Exercise goal:
Extract every line below that contains the word "photo".

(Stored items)
———

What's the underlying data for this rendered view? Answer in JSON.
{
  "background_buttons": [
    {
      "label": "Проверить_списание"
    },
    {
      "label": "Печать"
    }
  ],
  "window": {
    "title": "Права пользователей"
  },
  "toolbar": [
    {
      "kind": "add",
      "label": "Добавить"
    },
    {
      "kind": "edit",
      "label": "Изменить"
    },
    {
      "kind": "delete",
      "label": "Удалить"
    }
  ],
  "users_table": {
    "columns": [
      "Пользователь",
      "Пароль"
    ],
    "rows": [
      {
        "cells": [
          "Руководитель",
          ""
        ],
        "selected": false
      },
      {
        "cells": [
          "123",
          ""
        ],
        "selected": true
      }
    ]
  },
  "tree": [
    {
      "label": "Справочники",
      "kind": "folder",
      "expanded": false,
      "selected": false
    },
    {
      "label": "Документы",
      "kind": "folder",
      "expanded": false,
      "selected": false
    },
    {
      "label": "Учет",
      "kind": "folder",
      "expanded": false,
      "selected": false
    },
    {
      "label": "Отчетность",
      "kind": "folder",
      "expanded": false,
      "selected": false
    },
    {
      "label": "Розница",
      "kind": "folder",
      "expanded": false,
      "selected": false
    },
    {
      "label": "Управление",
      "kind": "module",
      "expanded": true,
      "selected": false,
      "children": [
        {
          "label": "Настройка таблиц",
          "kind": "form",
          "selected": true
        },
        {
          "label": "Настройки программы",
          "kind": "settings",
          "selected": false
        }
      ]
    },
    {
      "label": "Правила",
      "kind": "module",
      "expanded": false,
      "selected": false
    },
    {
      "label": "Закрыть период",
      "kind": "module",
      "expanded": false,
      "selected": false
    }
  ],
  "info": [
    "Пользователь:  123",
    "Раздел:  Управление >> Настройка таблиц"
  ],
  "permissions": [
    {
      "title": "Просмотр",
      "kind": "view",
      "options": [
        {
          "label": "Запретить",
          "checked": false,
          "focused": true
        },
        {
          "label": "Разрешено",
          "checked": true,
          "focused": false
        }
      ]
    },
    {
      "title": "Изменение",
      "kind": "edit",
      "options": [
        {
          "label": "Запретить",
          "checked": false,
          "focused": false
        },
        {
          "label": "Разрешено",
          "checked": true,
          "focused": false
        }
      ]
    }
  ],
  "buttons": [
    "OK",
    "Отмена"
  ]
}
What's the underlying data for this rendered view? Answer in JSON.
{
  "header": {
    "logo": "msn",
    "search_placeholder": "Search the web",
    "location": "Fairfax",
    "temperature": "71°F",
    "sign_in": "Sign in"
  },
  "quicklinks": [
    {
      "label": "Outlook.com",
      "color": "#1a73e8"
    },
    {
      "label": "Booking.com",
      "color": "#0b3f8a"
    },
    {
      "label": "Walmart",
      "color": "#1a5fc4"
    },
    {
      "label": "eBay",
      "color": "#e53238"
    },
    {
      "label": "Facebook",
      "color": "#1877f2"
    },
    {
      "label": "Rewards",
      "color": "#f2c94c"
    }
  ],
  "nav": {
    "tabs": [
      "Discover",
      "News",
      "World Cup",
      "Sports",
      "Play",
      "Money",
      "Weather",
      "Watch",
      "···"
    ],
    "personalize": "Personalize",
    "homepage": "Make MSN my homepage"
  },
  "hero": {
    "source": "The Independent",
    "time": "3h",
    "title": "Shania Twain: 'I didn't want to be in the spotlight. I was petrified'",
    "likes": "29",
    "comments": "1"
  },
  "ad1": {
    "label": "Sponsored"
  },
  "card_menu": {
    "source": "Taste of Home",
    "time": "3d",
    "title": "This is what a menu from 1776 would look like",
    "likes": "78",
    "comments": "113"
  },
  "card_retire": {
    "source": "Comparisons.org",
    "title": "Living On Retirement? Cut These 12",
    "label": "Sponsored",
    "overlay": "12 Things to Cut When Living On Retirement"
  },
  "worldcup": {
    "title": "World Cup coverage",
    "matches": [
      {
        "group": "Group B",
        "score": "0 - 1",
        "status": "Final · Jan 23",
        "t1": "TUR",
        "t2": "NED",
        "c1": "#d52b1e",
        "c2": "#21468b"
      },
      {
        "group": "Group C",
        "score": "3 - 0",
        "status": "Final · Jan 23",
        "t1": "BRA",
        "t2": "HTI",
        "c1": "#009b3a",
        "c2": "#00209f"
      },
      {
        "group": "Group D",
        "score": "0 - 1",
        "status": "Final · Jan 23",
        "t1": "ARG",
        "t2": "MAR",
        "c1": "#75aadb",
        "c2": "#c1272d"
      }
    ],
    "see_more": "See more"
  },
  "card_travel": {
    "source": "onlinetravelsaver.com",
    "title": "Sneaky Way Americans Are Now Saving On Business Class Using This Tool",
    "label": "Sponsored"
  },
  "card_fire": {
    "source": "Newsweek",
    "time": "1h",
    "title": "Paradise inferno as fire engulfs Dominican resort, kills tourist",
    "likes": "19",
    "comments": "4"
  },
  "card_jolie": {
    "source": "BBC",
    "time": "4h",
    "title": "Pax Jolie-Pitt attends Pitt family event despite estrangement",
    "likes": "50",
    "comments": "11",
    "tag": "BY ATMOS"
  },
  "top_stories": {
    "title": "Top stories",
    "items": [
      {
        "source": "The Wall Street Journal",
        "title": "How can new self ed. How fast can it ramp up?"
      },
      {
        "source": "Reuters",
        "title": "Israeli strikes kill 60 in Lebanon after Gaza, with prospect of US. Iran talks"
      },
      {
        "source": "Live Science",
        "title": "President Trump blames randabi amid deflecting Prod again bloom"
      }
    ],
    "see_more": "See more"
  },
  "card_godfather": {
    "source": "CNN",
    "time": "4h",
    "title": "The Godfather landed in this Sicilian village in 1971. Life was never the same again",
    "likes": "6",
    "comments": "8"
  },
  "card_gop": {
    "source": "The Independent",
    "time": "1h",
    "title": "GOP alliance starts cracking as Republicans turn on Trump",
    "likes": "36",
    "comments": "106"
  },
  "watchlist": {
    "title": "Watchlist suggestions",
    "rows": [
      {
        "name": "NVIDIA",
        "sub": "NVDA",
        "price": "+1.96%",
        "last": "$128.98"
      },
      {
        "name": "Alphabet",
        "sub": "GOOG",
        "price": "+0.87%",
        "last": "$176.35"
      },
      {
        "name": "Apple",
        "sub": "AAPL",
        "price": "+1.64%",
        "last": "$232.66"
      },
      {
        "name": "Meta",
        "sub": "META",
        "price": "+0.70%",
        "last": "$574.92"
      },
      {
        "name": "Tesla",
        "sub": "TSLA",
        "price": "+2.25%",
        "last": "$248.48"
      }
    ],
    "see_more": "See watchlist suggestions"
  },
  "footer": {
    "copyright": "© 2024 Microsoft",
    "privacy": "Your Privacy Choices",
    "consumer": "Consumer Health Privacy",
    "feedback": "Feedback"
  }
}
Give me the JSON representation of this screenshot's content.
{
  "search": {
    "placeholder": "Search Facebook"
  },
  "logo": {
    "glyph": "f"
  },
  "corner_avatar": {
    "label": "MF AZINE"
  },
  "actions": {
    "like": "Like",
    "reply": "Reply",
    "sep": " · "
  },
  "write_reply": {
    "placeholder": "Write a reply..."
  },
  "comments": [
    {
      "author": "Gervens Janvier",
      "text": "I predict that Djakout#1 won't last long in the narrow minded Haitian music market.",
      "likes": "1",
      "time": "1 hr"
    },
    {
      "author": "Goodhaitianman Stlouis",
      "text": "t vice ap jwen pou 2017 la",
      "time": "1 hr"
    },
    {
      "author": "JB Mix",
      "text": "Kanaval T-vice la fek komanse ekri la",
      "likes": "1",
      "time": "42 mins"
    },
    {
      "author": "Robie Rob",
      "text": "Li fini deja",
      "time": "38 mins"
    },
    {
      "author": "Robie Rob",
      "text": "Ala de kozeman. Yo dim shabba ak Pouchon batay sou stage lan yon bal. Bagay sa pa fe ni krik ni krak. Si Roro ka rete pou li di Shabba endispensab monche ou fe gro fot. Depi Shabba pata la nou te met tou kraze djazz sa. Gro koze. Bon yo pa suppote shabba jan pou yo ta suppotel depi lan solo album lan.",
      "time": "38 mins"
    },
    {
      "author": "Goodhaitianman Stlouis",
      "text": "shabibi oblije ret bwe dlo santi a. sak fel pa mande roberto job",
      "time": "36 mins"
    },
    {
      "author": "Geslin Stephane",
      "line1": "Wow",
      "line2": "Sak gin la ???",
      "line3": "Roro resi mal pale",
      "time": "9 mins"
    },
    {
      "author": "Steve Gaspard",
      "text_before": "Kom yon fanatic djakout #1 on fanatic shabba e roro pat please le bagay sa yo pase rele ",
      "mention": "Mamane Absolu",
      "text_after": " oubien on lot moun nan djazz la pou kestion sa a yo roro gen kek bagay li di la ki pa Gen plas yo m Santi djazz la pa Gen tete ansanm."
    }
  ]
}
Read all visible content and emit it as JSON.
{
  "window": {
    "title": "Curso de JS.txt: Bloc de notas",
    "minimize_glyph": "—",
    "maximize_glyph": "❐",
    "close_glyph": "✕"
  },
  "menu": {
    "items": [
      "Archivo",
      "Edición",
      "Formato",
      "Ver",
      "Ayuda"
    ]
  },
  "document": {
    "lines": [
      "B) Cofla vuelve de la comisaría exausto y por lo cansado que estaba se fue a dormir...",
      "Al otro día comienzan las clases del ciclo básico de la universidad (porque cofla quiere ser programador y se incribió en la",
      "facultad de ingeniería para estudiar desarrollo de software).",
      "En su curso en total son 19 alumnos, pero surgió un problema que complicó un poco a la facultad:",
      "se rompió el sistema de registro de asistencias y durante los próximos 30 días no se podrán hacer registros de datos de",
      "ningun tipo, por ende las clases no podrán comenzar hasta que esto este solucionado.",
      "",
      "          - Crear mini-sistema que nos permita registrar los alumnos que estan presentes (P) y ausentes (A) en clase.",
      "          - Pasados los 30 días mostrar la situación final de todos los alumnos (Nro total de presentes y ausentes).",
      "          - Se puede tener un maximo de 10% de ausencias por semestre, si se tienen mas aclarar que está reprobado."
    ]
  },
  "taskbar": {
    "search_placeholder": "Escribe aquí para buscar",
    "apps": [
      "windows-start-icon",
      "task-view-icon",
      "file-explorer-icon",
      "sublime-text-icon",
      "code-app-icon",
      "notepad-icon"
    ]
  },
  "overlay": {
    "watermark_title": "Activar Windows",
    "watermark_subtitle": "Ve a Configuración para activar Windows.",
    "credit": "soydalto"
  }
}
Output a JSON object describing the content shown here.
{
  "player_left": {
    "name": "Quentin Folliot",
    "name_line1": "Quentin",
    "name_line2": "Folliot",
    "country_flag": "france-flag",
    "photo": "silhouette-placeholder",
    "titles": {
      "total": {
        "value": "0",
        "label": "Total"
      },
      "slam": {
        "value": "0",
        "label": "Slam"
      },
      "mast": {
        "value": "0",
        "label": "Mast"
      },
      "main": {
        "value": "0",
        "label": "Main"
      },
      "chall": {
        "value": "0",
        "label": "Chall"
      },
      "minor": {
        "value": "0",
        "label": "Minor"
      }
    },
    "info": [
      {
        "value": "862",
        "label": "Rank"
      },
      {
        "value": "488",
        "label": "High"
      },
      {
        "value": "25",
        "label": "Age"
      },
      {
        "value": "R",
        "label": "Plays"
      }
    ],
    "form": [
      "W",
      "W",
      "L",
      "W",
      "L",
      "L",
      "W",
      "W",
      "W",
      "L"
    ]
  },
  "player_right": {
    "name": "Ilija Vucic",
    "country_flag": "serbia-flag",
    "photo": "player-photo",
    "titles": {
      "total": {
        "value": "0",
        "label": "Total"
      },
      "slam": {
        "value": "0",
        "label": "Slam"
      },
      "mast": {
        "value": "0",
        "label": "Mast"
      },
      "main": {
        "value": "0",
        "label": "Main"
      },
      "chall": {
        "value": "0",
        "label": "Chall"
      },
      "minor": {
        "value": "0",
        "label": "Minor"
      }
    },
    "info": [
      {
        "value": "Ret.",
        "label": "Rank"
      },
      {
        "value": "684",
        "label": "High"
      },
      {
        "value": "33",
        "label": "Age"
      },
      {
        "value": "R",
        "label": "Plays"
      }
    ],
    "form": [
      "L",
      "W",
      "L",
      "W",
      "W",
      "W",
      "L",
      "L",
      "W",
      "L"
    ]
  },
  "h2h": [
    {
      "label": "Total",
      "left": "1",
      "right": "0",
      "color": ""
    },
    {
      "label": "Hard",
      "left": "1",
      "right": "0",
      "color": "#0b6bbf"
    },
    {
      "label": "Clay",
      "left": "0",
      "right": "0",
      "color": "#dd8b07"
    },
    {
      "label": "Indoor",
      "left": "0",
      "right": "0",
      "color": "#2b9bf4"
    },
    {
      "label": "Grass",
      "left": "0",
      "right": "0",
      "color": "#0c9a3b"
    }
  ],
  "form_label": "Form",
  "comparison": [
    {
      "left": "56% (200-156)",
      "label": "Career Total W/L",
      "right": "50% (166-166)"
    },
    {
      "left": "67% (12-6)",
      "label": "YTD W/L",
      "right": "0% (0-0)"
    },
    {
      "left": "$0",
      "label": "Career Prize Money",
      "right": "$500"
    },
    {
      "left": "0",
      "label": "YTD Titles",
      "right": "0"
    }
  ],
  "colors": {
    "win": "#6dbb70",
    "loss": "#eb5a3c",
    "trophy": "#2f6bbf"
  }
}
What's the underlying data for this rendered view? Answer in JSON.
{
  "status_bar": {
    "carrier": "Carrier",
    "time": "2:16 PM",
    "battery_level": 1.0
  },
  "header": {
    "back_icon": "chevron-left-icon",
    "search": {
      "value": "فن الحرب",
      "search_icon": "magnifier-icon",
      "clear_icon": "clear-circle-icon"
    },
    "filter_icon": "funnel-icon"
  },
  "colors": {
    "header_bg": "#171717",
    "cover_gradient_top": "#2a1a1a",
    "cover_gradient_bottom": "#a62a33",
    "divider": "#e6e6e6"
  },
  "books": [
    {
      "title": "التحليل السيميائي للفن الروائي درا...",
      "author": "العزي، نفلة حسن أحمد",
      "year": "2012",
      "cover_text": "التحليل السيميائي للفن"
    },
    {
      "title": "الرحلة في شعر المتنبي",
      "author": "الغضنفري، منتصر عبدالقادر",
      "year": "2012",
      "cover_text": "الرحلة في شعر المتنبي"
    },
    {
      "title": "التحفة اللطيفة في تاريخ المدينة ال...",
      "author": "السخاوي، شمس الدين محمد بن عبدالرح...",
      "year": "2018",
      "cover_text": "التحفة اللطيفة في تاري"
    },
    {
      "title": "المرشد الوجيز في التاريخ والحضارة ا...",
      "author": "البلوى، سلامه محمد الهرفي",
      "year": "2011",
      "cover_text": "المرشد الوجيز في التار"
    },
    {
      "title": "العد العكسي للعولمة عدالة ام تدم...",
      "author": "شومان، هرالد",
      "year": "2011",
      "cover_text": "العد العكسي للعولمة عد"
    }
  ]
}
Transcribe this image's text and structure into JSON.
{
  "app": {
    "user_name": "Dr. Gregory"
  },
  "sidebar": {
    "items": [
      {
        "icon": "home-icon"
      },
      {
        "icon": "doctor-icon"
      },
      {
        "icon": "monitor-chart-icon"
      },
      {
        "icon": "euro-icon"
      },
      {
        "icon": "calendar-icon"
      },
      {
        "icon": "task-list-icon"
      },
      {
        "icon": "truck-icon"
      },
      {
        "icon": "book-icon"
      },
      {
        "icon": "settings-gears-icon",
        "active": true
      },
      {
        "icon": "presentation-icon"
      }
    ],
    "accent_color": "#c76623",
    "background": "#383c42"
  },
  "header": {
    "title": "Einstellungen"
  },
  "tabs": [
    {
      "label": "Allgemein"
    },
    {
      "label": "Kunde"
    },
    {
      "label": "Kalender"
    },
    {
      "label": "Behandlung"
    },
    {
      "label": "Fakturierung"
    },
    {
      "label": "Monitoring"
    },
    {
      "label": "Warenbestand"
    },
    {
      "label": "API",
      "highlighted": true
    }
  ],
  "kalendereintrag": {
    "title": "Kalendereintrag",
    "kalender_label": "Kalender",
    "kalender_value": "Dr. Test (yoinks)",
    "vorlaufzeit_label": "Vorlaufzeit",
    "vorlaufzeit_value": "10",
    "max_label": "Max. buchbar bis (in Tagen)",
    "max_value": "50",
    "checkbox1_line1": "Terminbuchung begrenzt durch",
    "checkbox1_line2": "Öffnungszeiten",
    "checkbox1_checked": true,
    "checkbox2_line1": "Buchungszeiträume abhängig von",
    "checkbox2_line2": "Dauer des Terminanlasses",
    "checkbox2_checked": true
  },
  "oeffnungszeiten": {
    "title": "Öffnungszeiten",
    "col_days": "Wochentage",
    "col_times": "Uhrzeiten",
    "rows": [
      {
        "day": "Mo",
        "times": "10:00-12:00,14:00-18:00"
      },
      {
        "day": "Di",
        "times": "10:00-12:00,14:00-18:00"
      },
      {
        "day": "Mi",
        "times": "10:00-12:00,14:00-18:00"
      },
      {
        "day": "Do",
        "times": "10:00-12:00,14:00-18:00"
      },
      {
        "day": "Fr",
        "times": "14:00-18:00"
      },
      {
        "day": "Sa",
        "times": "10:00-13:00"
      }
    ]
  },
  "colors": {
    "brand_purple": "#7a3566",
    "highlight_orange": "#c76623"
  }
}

———

Solution:
    "photo": "silhouette-placeholder",
    "photo": "player-photo",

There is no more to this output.